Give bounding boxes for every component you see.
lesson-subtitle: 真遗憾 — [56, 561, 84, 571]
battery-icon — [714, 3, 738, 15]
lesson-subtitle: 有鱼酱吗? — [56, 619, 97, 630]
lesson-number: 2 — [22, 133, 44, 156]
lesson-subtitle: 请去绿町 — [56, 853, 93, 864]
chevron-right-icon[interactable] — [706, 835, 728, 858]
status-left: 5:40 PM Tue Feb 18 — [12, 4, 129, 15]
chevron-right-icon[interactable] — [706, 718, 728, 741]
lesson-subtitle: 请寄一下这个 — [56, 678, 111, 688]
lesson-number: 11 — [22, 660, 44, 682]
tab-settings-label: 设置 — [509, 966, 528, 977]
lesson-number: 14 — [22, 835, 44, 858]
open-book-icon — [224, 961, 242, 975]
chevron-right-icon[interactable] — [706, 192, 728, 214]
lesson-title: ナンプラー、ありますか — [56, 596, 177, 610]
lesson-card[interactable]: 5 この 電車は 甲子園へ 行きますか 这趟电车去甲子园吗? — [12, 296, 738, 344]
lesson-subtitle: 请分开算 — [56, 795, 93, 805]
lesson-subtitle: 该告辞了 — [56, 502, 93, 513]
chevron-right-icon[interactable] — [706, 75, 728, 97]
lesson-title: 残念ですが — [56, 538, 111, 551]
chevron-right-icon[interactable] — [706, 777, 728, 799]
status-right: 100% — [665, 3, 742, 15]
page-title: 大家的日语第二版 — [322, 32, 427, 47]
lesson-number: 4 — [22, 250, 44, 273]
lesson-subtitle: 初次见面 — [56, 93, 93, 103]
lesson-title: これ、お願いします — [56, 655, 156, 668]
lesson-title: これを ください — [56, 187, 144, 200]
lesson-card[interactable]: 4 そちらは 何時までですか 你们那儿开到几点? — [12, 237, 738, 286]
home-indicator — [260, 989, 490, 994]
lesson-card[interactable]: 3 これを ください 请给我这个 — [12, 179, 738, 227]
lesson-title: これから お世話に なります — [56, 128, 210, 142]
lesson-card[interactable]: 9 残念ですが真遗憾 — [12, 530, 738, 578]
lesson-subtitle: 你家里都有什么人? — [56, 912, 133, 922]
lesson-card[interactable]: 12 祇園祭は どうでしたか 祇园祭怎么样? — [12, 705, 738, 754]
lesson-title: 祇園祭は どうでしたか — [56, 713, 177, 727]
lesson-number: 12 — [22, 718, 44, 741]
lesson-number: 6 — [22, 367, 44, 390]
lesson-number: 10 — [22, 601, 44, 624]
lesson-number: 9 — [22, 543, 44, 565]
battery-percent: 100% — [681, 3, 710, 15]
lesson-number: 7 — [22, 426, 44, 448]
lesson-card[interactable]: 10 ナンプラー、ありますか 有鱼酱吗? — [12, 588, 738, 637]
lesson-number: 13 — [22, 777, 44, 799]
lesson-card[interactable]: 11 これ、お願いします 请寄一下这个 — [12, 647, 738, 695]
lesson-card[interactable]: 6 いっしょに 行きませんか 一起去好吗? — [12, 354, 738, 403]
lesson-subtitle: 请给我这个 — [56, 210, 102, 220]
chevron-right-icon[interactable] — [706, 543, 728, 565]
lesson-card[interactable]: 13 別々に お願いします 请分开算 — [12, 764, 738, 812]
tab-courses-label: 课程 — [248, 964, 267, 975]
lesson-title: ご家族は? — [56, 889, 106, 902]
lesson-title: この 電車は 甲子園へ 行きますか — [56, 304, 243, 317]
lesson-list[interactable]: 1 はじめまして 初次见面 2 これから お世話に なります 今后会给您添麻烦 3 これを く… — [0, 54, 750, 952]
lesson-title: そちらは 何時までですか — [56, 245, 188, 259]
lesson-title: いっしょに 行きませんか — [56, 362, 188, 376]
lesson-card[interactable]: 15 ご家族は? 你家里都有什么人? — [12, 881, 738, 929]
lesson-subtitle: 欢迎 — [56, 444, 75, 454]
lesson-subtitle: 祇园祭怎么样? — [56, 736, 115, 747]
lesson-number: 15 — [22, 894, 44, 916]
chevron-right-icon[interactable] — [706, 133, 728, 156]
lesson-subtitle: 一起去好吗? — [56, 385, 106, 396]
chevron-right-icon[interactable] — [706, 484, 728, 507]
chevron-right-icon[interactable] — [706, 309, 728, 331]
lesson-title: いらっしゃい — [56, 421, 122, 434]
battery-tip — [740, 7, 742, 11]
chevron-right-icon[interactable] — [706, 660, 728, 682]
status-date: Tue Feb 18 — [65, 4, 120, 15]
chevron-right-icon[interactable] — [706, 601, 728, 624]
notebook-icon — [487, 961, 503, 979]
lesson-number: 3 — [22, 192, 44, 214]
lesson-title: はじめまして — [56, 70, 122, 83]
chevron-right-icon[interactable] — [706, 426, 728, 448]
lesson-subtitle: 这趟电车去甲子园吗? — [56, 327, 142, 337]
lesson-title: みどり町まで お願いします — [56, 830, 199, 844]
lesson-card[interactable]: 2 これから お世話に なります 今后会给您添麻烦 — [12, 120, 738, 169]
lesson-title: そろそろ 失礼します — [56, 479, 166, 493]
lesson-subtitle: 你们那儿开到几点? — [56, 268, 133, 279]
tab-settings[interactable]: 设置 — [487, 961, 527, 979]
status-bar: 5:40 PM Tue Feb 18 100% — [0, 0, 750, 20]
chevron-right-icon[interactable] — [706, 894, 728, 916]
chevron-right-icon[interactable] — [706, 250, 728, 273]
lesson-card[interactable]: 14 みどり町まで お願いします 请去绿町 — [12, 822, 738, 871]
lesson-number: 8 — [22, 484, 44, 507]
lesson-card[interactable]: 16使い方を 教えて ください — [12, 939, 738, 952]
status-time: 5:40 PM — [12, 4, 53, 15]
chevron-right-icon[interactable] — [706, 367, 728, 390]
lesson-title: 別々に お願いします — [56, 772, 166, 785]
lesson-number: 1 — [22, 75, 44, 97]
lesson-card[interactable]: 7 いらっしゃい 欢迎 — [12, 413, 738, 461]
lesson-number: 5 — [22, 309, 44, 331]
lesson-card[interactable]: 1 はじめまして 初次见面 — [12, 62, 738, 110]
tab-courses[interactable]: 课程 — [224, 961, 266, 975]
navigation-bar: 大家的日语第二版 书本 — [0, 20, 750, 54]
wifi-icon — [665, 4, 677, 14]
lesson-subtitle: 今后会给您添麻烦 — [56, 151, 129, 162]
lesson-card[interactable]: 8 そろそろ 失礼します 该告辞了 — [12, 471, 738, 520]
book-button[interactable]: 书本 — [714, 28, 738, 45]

_ _ _ _ _

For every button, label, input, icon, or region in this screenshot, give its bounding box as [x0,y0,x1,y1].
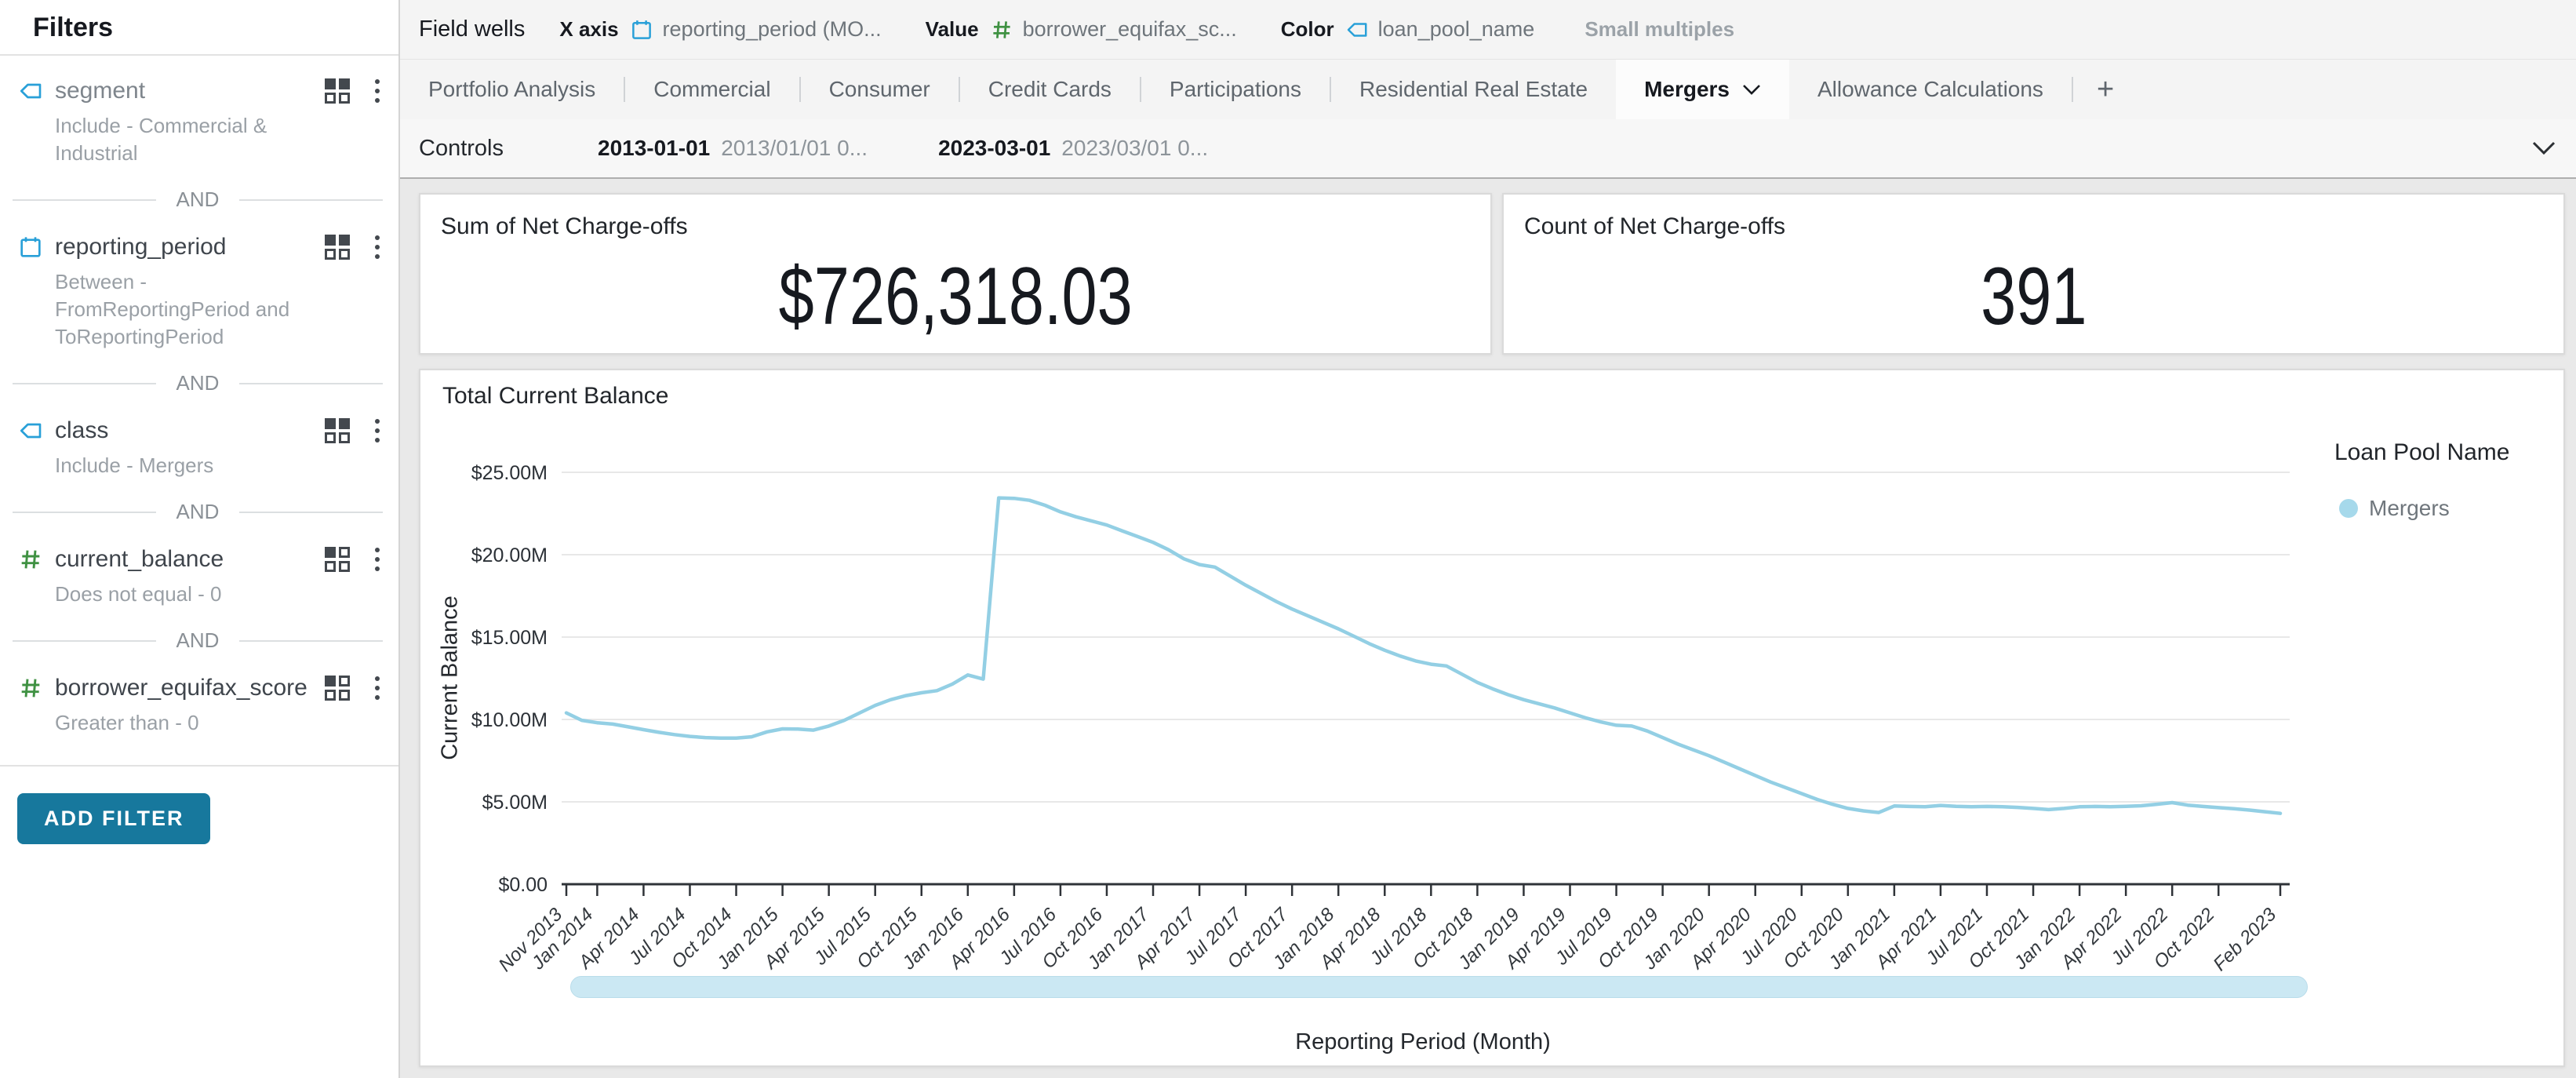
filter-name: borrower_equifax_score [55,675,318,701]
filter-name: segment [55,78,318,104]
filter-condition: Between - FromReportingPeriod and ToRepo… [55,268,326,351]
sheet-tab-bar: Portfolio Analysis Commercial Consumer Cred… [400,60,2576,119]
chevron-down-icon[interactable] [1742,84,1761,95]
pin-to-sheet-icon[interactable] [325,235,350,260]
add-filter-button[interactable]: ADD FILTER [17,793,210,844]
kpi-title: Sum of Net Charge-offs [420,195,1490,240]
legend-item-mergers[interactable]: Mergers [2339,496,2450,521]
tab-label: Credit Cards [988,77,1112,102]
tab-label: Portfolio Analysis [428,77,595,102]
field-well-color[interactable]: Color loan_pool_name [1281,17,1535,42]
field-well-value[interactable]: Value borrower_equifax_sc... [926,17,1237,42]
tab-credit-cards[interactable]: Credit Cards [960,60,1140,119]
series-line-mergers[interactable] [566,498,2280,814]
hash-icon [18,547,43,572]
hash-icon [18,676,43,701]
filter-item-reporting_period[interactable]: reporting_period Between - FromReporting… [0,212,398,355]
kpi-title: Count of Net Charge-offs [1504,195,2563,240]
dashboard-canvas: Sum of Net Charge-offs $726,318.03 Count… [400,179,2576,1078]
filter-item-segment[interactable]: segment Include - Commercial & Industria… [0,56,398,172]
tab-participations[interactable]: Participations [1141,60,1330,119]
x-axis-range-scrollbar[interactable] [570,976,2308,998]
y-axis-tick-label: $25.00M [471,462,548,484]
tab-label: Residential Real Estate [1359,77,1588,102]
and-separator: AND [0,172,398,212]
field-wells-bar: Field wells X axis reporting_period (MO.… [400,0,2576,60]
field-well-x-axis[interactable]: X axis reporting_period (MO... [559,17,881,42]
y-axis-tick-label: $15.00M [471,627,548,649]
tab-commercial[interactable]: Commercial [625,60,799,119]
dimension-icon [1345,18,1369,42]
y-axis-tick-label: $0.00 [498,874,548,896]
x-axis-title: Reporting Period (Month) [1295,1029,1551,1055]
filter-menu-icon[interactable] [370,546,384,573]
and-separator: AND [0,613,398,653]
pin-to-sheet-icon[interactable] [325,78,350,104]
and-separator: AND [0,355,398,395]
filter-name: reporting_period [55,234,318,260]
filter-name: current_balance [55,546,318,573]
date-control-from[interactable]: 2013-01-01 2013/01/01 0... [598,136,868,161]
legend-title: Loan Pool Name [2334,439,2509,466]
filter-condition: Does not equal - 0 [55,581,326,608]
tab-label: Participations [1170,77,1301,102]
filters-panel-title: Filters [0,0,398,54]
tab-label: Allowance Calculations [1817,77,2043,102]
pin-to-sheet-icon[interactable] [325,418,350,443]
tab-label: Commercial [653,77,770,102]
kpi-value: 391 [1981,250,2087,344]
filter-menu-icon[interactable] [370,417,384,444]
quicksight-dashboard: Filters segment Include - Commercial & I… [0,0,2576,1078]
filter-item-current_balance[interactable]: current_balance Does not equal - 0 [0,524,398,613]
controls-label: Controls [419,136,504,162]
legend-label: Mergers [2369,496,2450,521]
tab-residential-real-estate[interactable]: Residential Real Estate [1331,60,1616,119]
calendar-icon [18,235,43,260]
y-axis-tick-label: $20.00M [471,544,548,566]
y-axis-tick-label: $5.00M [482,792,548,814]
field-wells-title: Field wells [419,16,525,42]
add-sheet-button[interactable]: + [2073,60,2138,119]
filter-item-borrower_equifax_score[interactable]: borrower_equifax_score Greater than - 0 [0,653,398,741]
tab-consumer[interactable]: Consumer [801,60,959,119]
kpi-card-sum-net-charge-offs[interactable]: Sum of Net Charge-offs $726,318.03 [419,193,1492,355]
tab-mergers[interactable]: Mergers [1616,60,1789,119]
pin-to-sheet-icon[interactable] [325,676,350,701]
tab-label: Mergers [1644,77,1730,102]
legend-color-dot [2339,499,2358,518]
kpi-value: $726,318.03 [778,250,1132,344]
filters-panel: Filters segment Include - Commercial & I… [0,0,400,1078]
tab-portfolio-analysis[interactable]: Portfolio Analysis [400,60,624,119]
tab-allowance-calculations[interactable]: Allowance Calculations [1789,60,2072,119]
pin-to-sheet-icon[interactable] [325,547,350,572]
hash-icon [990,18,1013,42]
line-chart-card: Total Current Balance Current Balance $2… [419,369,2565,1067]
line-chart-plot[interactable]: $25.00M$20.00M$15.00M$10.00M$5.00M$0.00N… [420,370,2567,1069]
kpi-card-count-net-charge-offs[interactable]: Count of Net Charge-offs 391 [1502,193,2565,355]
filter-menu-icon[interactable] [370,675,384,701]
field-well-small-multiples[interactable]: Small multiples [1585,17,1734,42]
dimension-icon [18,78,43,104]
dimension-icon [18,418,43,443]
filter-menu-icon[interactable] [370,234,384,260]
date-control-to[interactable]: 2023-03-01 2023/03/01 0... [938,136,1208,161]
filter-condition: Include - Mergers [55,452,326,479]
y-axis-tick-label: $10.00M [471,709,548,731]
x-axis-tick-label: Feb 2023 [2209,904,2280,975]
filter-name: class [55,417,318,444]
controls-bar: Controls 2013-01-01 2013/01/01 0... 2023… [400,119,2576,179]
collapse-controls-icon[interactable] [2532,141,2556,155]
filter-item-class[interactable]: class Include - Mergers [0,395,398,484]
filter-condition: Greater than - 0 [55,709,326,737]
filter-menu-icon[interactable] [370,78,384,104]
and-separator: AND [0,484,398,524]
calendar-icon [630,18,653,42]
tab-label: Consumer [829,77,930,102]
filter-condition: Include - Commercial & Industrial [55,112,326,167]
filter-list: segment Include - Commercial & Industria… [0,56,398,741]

_ _ _ _ _

> Your objective: Give every line of the material from the one containing "Give bounding boxes" down to the one containing "lesson-subtitle: 请分开算 — [56, 795, 93, 805]" as a Markdown table with the columns Row and Material line. Leave out any blank lines.

> Correct result:
| Row | Material line |
|---|---|
| 1 | Give bounding boxes for every component you see. |
| 2 | lesson-subtitle: 真遗憾 — [56, 561, 84, 571] |
| 3 | battery-icon — [714, 3, 738, 15] |
| 4 | lesson-subtitle: 有鱼酱吗? — [56, 619, 97, 630] |
| 5 | lesson-number: 2 — [22, 133, 44, 156] |
| 6 | lesson-subtitle: 请去绿町 — [56, 853, 93, 864] |
| 7 | chevron-right-icon[interactable] — [706, 835, 728, 858] |
| 8 | status-left: 5:40 PM Tue Feb 18 — [12, 4, 129, 15] |
| 9 | chevron-right-icon[interactable] — [706, 718, 728, 741] |
| 10 | lesson-subtitle: 请寄一下这个 — [56, 678, 111, 688] |
| 11 | lesson-number: 11 — [22, 660, 44, 682] |
| 12 | tab-settings-label: 设置 — [509, 966, 528, 977] |
| 13 | lesson-number: 14 — [22, 835, 44, 858] |
| 14 | open-book-icon — [224, 961, 242, 975] |
| 15 | chevron-right-icon[interactable] — [706, 192, 728, 214] |
| 16 | lesson-title: ナンプラー、ありますか — [56, 596, 177, 610] |
| 17 | lesson-card[interactable]: 5 この 電車は 甲子園へ 行きますか 这趟电车去甲子园吗? — [12, 296, 738, 344] |
| 18 | lesson-subtitle: 请分开算 — [56, 795, 93, 805] |